>> start Record list
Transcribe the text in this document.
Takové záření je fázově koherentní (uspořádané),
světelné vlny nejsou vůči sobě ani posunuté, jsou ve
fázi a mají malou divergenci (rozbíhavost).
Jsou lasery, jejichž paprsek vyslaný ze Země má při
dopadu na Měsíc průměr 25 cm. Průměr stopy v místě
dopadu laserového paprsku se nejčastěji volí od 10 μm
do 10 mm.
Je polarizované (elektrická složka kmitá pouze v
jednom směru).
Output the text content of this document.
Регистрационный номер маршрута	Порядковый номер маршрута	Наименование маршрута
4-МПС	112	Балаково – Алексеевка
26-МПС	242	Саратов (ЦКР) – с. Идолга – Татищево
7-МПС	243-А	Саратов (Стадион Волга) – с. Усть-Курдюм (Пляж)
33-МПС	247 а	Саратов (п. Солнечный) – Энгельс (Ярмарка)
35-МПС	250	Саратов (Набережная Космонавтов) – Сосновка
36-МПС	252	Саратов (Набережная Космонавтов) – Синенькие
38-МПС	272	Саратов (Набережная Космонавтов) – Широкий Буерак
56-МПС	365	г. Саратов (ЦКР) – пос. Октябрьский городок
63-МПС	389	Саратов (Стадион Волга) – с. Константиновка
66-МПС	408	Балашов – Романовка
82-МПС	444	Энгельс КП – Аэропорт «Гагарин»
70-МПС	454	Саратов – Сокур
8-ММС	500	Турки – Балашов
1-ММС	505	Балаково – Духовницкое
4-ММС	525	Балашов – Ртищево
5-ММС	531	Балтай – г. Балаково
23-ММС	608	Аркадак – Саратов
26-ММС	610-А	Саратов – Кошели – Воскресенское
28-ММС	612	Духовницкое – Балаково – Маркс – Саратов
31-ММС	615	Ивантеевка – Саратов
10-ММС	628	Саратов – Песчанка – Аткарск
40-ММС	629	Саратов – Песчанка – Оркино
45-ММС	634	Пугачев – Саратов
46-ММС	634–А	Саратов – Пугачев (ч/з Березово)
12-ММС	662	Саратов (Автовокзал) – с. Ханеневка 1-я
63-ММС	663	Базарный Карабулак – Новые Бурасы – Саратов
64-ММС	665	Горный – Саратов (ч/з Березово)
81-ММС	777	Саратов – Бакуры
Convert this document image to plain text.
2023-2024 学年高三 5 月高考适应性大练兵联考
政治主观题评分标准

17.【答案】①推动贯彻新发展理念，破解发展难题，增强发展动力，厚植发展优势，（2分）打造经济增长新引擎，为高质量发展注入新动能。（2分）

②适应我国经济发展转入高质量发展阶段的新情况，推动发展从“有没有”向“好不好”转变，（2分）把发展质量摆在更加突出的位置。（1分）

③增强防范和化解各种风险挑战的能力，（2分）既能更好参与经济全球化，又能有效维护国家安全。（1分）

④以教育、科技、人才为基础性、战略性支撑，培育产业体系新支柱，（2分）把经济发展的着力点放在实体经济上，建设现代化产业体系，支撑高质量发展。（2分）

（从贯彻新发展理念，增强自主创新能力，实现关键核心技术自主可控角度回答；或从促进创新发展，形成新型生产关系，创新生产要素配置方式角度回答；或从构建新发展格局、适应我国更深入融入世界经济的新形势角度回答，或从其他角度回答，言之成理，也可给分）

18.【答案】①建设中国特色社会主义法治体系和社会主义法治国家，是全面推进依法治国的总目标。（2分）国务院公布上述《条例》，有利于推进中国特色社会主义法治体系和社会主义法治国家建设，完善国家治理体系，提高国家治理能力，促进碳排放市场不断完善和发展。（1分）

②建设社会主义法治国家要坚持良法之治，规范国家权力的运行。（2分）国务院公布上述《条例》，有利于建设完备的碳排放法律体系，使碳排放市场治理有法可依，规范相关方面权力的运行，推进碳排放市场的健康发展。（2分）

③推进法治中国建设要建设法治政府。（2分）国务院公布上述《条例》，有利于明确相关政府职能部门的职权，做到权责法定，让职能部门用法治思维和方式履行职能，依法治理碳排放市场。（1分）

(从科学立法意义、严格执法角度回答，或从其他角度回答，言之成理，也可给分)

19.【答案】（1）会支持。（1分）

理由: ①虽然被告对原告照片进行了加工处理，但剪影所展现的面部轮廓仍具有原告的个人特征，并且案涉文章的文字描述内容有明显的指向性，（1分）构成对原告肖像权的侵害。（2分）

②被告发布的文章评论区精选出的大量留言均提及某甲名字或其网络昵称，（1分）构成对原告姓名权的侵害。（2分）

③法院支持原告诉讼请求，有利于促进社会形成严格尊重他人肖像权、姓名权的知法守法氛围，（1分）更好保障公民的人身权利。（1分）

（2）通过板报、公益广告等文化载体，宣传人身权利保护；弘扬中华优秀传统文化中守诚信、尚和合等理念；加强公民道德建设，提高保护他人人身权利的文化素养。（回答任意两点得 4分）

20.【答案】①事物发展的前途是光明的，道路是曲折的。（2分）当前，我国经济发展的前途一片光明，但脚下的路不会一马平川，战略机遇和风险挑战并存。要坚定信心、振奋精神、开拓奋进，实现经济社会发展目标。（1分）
>> end Record list
Set down, exactly and in full, the lines from the one containing "Convert this document image to plain text." through the end of the entries; no other line belongs.

Convert this document image to plain text.
2023-2024 学年高三 5 月高考适应性大练兵联考
政治主观题评分标准

17.【答案】①推动贯彻新发展理念，破解发展难题，增强发展动力，厚植发展优势，（2分）打造经济增长新引擎，为高质量发展注入新动能。（2分）

②适应我国经济发展转入高质量发展阶段的新情况，推动发展从“有没有”向“好不好”转变，（2分）把发展质量摆在更加突出的位置。（1分）

③增强防范和化解各种风险挑战的能力，（2分）既能更好参与经济全球化，又能有效维护国家安全。（1分）

④以教育、科技、人才为基础性、战略性支撑，培育产业体系新支柱，（2分）把经济发展的着力点放在实体经济上，建设现代化产业体系，支撑高质量发展。（2分）

（从贯彻新发展理念，增强自主创新能力，实现关键核心技术自主可控角度回答；或从促进创新发展，形成新型生产关系，创新生产要素配置方式角度回答；或从构建新发展格局、适应我国更深入融入世界经济的新形势角度回答，或从其他角度回答，言之成理，也可给分）

18.【答案】①建设中国特色社会主义法治体系和社会主义法治国家，是全面推进依法治国的总目标。（2分）国务院公布上述《条例》，有利于推进中国特色社会主义法治体系和社会主义法治国家建设，完善国家治理体系，提高国家治理能力，促进碳排放市场不断完善和发展。（1分）

②建设社会主义法治国家要坚持良法之治，规范国家权力的运行。（2分）国务院公布上述《条例》，有利于建设完备的碳排放法律体系，使碳排放市场治理有法可依，规范相关方面权力的运行，推进碳排放市场的健康发展。（2分）

③推进法治中国建设要建设法治政府。（2分）国务院公布上述《条例》，有利于明确相关政府职能部门的职权，做到权责法定，让职能部门用法治思维和方式履行职能，依法治理碳排放市场。（1分）

(从科学立法意义、严格执法角度回答，或从其他角度回答，言之成理，也可给分)

19.【答案】（1）会支持。（1分）

理由: ①虽然被告对原告照片进行了加工处理，但剪影所展现的面部轮廓仍具有原告的个人特征，并且案涉文章的文字描述内容有明显的指向性，（1分）构成对原告肖像权的侵害。（2分）

②被告发布的文章评论区精选出的大量留言均提及某甲名字或其网络昵称，（1分）构成对原告姓名权的侵害。（2分）

③法院支持原告诉讼请求，有利于促进社会形成严格尊重他人肖像权、姓名权的知法守法氛围，（1分）更好保障公民的人身权利。（1分）

（2）通过板报、公益广告等文化载体，宣传人身权利保护；弘扬中华优秀传统文化中守诚信、尚和合等理念；加强公民道德建设，提高保护他人人身权利的文化素养。（回答任意两点得 4分）

20.【答案】①事物发展的前途是光明的，道路是曲折的。（2分）当前，我国经济发展的前途一片光明，但脚下的路不会一马平川，战略机遇和风险挑战并存。要坚定信心、振奋精神、开拓奋进，实现经济社会发展目标。（1分）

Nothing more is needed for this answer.